*WHAT IS REQUIRED*: Copy out every record precisely.

*DATASET RECORDS*:

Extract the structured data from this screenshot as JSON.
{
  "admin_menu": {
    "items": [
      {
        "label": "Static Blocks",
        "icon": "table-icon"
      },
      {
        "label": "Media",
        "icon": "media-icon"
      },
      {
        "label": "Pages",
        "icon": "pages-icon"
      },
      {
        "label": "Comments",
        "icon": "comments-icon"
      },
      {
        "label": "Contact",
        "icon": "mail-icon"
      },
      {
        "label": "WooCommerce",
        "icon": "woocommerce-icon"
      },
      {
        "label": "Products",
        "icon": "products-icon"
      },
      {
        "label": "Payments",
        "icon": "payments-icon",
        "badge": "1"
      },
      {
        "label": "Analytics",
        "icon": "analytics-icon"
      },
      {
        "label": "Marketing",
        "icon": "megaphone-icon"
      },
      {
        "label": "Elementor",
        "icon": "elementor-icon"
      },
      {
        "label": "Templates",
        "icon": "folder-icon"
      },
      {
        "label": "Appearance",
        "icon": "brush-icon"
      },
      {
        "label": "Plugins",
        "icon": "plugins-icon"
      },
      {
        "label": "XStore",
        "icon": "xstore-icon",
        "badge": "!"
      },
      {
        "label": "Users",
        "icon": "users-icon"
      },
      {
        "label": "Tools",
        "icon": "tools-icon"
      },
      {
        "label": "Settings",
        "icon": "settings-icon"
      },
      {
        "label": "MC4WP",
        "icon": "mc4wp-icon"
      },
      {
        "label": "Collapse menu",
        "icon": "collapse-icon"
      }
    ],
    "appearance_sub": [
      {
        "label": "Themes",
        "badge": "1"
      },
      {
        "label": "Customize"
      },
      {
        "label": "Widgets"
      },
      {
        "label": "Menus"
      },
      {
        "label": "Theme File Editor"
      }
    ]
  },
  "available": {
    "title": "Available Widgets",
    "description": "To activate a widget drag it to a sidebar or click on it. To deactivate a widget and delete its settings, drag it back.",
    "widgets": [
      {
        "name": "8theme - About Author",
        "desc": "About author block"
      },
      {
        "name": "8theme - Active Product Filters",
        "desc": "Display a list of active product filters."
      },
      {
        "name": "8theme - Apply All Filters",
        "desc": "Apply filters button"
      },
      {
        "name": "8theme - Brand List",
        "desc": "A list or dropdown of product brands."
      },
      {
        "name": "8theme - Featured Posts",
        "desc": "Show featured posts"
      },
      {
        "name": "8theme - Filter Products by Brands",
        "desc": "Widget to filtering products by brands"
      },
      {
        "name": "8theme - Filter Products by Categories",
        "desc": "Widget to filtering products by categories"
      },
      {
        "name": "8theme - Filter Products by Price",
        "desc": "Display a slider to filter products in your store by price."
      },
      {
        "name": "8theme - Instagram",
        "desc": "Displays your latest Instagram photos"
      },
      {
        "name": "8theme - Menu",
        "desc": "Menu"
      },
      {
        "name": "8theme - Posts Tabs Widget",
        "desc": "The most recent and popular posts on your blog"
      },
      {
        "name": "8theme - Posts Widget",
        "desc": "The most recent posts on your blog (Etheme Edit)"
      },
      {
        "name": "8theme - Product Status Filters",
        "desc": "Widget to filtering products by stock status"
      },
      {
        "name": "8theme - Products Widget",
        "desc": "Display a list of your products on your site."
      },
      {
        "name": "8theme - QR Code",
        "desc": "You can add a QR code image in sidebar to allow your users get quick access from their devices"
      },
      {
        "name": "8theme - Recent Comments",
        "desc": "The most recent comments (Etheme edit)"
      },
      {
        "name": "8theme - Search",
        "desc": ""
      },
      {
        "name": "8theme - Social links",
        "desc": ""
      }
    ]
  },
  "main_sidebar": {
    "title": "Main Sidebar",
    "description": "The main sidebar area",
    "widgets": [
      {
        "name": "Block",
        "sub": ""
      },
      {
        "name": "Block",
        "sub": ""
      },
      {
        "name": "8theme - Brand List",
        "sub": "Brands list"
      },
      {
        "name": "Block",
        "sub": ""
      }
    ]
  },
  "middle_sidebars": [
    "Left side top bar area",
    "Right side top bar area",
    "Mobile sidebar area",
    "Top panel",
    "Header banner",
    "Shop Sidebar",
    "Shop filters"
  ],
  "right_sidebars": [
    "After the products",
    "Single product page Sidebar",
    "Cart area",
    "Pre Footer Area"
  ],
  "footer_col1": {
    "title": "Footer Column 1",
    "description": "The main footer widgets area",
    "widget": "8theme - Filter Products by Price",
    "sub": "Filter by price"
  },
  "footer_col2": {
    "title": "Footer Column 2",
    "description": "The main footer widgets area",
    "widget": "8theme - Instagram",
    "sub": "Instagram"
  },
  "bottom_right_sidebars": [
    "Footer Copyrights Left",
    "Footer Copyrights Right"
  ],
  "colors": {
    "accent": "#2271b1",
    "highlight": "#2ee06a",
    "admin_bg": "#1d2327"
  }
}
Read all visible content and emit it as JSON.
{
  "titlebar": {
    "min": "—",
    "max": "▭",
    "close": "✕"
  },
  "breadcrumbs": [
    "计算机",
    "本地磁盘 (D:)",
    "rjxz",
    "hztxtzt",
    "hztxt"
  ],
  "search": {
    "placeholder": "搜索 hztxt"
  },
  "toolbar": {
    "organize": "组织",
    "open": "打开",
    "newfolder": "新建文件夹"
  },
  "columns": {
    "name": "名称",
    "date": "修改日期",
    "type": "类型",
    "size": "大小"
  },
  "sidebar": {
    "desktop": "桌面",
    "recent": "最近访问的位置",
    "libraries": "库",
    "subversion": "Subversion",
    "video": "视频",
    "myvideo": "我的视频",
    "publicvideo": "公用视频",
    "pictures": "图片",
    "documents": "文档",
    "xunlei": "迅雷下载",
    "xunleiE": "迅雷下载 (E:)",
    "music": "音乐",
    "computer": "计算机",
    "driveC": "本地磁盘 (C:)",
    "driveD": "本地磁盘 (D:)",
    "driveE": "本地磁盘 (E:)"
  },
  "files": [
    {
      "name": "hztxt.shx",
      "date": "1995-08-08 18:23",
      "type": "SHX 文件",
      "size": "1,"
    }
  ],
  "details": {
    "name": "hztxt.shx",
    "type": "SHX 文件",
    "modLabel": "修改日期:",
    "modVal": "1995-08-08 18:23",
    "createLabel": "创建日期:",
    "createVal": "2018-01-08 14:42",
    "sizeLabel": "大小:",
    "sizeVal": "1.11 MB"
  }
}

*EXERCISE RESULT*:
Extract the structured data from this screenshot as JSON.
{
  "admin_menu": {
    "items": [
      {
        "label": "Static Blocks",
        "icon": "table-icon"
      },
      {
        "label": "Media",
        "icon": "media-icon"
      },
      {
        "label": "Pages",
        "icon": "pages-icon"
      },
      {
        "label": "Comments",
        "icon": "comments-icon"
      },
      {
        "label": "Contact",
        "icon": "mail-icon"
      },
      {
        "label": "WooCommerce",
        "icon": "woocommerce-icon"
      },
      {
        "label": "Products",
        "icon": "products-icon"
      },
      {
        "label": "Payments",
        "icon": "payments-icon",
        "badge": "1"
      },
      {
        "label": "Analytics",
        "icon": "analytics-icon"
      },
      {
        "label": "Marketing",
        "icon": "megaphone-icon"
      },
      {
        "label": "Elementor",
        "icon": "elementor-icon"
      },
      {
        "label": "Templates",
        "icon": "folder-icon"
      },
      {
        "label": "Appearance",
        "icon": "brush-icon"
      },
      {
        "label": "Plugins",
        "icon": "plugins-icon"
      },
      {
        "label": "XStore",
        "icon": "xstore-icon",
        "badge": "!"
      },
      {
        "label": "Users",
        "icon": "users-icon"
      },
      {
        "label": "Tools",
        "icon": "tools-icon"
      },
      {
        "label": "Settings",
        "icon": "settings-icon"
      },
      {
        "label": "MC4WP",
        "icon": "mc4wp-icon"
      },
      {
        "label": "Collapse menu",
        "icon": "collapse-icon"
      }
    ],
    "appearance_sub": [
      {
        "label": "Themes",
        "badge": "1"
      },
      {
        "label": "Customize"
      },
      {
        "label": "Widgets"
      },
      {
        "label": "Menus"
      },
      {
        "label": "Theme File Editor"
      }
    ]
  },
  "available": {
    "title": "Available Widgets",
    "description": "To activate a widget drag it to a sidebar or click on it. To deactivate a widget and delete its settings, drag it back.",
    "widgets": [
      {
        "name": "8theme - About Author",
        "desc": "About author block"
      },
      {
        "name": "8theme - Active Product Filters",
        "desc": "Display a list of active product filters."
      },
      {
        "name": "8theme - Apply All Filters",
        "desc": "Apply filters button"
      },
      {
        "name": "8theme - Brand List",
        "desc": "A list or dropdown of product brands."
      },
      {
        "name": "8theme - Featured Posts",
        "desc": "Show featured posts"
      },
      {
        "name": "8theme - Filter Products by Brands",
        "desc": "Widget to filtering products by brands"
      },
      {
        "name": "8theme - Filter Products by Categories",
        "desc": "Widget to filtering products by categories"
      },
      {
        "name": "8theme - Filter Products by Price",
        "desc": "Display a slider to filter products in your store by price."
      },
      {
        "name": "8theme - Instagram",
        "desc": "Displays your latest Instagram photos"
      },
      {
        "name": "8theme - Menu",
        "desc": "Menu"
      },
      {
        "name": "8theme - Posts Tabs Widget",
        "desc": "The most recent and popular posts on your blog"
      },
      {
        "name": "8theme - Posts Widget",
        "desc": "The most recent posts on your blog (Etheme Edit)"
      },
      {
        "name": "8theme - Product Status Filters",
        "desc": "Widget to filtering products by stock status"
      },
      {
        "name": "8theme - Products Widget",
        "desc": "Display a list of your products on your site."
      },
      {
        "name": "8theme - QR Code",
        "desc": "You can add a QR code image in sidebar to allow your users get quick access from their devices"
      },
      {
        "name": "8theme - Recent Comments",
        "desc": "The most recent comments (Etheme edit)"
      },
      {
        "name": "8theme - Search",
        "desc": ""
      },
      {
        "name": "8theme - Social links",
        "desc": ""
      }
    ]
  },
  "main_sidebar": {
    "title": "Main Sidebar",
    "description": "The main sidebar area",
    "widgets": [
      {
        "name": "Block",
        "sub": ""
      },
      {
        "name": "Block",
        "sub": ""
      },
      {
        "name": "8theme - Brand List",
        "sub": "Brands list"
      },
      {
        "name": "Block",
        "sub": ""
      }
    ]
  },
  "middle_sidebars": [
    "Left side top bar area",
    "Right side top bar area",
    "Mobile sidebar area",
    "Top panel",
    "Header banner",
    "Shop Sidebar",
    "Shop filters"
  ],
  "right_sidebars": [
    "After the products",
    "Single product page Sidebar",
    "Cart area",
    "Pre Footer Area"
  ],
  "footer_col1": {
    "title": "Footer Column 1",
    "description": "The main footer widgets area",
    "widget": "8theme - Filter Products by Price",
    "sub": "Filter by price"
  },
  "footer_col2": {
    "title": "Footer Column 2",
    "description": "The main footer widgets area",
    "widget": "8theme - Instagram",
    "sub": "Instagram"
  },
  "bottom_right_sidebars": [
    "Footer Copyrights Left",
    "Footer Copyrights Right"
  ],
  "colors": {
    "accent": "#2271b1",
    "highlight": "#2ee06a",
    "admin_bg": "#1d2327"
  }
}
Read all visible content and emit it as JSON.
{
  "titlebar": {
    "min": "—",
    "max": "▭",
    "close": "✕"
  },
  "breadcrumbs": [
    "计算机",
    "本地磁盘 (D:)",
    "rjxz",
    "hztxtzt",
    "hztxt"
  ],
  "search": {
    "placeholder": "搜索 hztxt"
  },
  "toolbar": {
    "organize": "组织",
    "open": "打开",
    "newfolder": "新建文件夹"
  },
  "columns": {
    "name": "名称",
    "date": "修改日期",
    "type": "类型",
    "size": "大小"
  },
  "sidebar": {
    "desktop": "桌面",
    "recent": "最近访问的位置",
    "libraries": "库",
    "subversion": "Subversion",
    "video": "视频",
    "myvideo": "我的视频",
    "publicvideo": "公用视频",
    "pictures": "图片",
    "documents": "文档",
    "xunlei": "迅雷下载",
    "xunleiE": "迅雷下载 (E:)",
    "music": "音乐",
    "computer": "计算机",
    "driveC": "本地磁盘 (C:)",
    "driveD": "本地磁盘 (D:)",
    "driveE": "本地磁盘 (E:)"
  },
  "files": [
    {
      "name": "hztxt.shx",
      "date": "1995-08-08 18:23",
      "type": "SHX 文件",
      "size": "1,"
    }
  ],
  "details": {
    "name": "hztxt.shx",
    "type": "SHX 文件",
    "modLabel": "修改日期:",
    "modVal": "1995-08-08 18:23",
    "createLabel": "创建日期:",
    "createVal": "2018-01-08 14:42",
    "sizeLabel": "大小:",
    "sizeVal": "1.11 MB"
  }
}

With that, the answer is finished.